▸ **Instructions to follow**: Would you copy out the whole listing exactly as given?

▸ **Raw data**:
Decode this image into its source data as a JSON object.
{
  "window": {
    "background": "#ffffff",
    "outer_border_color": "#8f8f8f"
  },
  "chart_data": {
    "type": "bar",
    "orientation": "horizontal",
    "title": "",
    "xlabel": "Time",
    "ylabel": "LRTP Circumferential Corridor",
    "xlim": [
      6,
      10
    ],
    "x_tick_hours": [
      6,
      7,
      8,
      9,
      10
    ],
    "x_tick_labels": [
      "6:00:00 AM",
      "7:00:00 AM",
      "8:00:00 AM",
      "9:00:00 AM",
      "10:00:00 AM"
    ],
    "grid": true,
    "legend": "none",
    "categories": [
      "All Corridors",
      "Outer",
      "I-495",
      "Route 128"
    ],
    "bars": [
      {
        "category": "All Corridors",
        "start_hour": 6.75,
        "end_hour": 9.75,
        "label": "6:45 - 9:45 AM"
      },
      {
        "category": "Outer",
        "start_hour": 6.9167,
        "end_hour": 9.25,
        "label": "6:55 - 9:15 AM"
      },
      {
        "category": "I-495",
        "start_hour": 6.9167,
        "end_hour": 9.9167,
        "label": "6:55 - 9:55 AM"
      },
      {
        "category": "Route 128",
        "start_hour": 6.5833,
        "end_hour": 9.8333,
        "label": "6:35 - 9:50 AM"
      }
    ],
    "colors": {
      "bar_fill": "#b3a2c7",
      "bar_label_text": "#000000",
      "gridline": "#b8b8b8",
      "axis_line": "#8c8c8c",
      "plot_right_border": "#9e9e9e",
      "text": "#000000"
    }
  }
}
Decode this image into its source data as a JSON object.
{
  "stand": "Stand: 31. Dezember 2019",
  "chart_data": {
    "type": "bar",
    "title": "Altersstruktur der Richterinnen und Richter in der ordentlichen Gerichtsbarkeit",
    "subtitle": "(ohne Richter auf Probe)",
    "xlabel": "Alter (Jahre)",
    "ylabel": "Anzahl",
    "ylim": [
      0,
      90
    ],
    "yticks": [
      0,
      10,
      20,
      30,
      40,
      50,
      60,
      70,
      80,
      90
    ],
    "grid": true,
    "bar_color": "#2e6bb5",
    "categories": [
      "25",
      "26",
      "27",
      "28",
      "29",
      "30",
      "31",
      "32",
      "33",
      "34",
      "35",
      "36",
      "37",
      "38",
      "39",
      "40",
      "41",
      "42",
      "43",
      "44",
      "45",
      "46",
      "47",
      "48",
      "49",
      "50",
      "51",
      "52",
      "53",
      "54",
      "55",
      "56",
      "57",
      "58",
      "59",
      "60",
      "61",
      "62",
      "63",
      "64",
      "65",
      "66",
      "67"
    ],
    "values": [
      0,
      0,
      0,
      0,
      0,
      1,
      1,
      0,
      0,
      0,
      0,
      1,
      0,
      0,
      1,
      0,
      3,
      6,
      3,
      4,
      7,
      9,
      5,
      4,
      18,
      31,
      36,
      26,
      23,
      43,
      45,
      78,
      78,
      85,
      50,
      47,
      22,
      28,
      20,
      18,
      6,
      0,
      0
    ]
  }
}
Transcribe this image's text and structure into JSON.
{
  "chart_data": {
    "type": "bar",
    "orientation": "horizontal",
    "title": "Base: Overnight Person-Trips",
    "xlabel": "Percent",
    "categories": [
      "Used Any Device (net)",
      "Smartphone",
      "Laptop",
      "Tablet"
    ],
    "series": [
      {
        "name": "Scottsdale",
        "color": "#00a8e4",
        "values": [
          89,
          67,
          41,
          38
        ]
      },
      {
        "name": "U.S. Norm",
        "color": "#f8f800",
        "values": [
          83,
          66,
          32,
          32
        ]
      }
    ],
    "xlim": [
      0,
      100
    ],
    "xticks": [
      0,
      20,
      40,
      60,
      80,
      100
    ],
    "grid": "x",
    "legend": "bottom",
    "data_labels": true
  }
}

▸ **Task result**:
Decode this image into its source data as a JSON object.
{
  "window": {
    "background": "#ffffff",
    "outer_border_color": "#8f8f8f"
  },
  "chart_data": {
    "type": "bar",
    "orientation": "horizontal",
    "title": "",
    "xlabel": "Time",
    "ylabel": "LRTP Circumferential Corridor",
    "xlim": [
      6,
      10
    ],
    "x_tick_hours": [
      6,
      7,
      8,
      9,
      10
    ],
    "x_tick_labels": [
      "6:00:00 AM",
      "7:00:00 AM",
      "8:00:00 AM",
      "9:00:00 AM",
      "10:00:00 AM"
    ],
    "grid": true,
    "legend": "none",
    "categories": [
      "All Corridors",
      "Outer",
      "I-495",
      "Route 128"
    ],
    "bars": [
      {
        "category": "All Corridors",
        "start_hour": 6.75,
        "end_hour": 9.75,
        "label": "6:45 - 9:45 AM"
      },
      {
        "category": "Outer",
        "start_hour": 6.9167,
        "end_hour": 9.25,
        "label": "6:55 - 9:15 AM"
      },
      {
        "category": "I-495",
        "start_hour": 6.9167,
        "end_hour": 9.9167,
        "label": "6:55 - 9:55 AM"
      },
      {
        "category": "Route 128",
        "start_hour": 6.5833,
        "end_hour": 9.8333,
        "label": "6:35 - 9:50 AM"
      }
    ],
    "colors": {
      "bar_fill": "#b3a2c7",
      "bar_label_text": "#000000",
      "gridline": "#b8b8b8",
      "axis_line": "#8c8c8c",
      "plot_right_border": "#9e9e9e",
      "text": "#000000"
    }
  }
}
Decode this image into its source data as a JSON object.
{
  "stand": "Stand: 31. Dezember 2019",
  "chart_data": {
    "type": "bar",
    "title": "Altersstruktur der Richterinnen und Richter in der ordentlichen Gerichtsbarkeit",
    "subtitle": "(ohne Richter auf Probe)",
    "xlabel": "Alter (Jahre)",
    "ylabel": "Anzahl",
    "ylim": [
      0,
      90
    ],
    "yticks": [
      0,
      10,
      20,
      30,
      40,
      50,
      60,
      70,
      80,
      90
    ],
    "grid": true,
    "bar_color": "#2e6bb5",
    "categories": [
      "25",
      "26",
      "27",
      "28",
      "29",
      "30",
      "31",
      "32",
      "33",
      "34",
      "35",
      "36",
      "37",
      "38",
      "39",
      "40",
      "41",
      "42",
      "43",
      "44",
      "45",
      "46",
      "47",
      "48",
      "49",
      "50",
      "51",
      "52",
      "53",
      "54",
      "55",
      "56",
      "57",
      "58",
      "59",
      "60",
      "61",
      "62",
      "63",
      "64",
      "65",
      "66",
      "67"
    ],
    "values": [
      0,
      0,
      0,
      0,
      0,
      1,
      1,
      0,
      0,
      0,
      0,
      1,
      0,
      0,
      1,
      0,
      3,
      6,
      3,
      4,
      7,
      9,
      5,
      4,
      18,
      31,
      36,
      26,
      23,
      43,
      45,
      78,
      78,
      85,
      50,
      47,
      22,
      28,
      20,
      18,
      6,
      0,
      0
    ]
  }
}
Transcribe this image's text and structure into JSON.
{
  "chart_data": {
    "type": "bar",
    "orientation": "horizontal",
    "title": "Base: Overnight Person-Trips",
    "xlabel": "Percent",
    "categories": [
      "Used Any Device (net)",
      "Smartphone",
      "Laptop",
      "Tablet"
    ],
    "series": [
      {
        "name": "Scottsdale",
        "color": "#00a8e4",
        "values": [
          89,
          67,
          41,
          38
        ]
      },
      {
        "name": "U.S. Norm",
        "color": "#f8f800",
        "values": [
          83,
          66,
          32,
          32
        ]
      }
    ],
    "xlim": [
      0,
      100
    ],
    "xticks": [
      0,
      20,
      40,
      60,
      80,
      100
    ],
    "grid": "x",
    "legend": "bottom",
    "data_labels": true
  }
}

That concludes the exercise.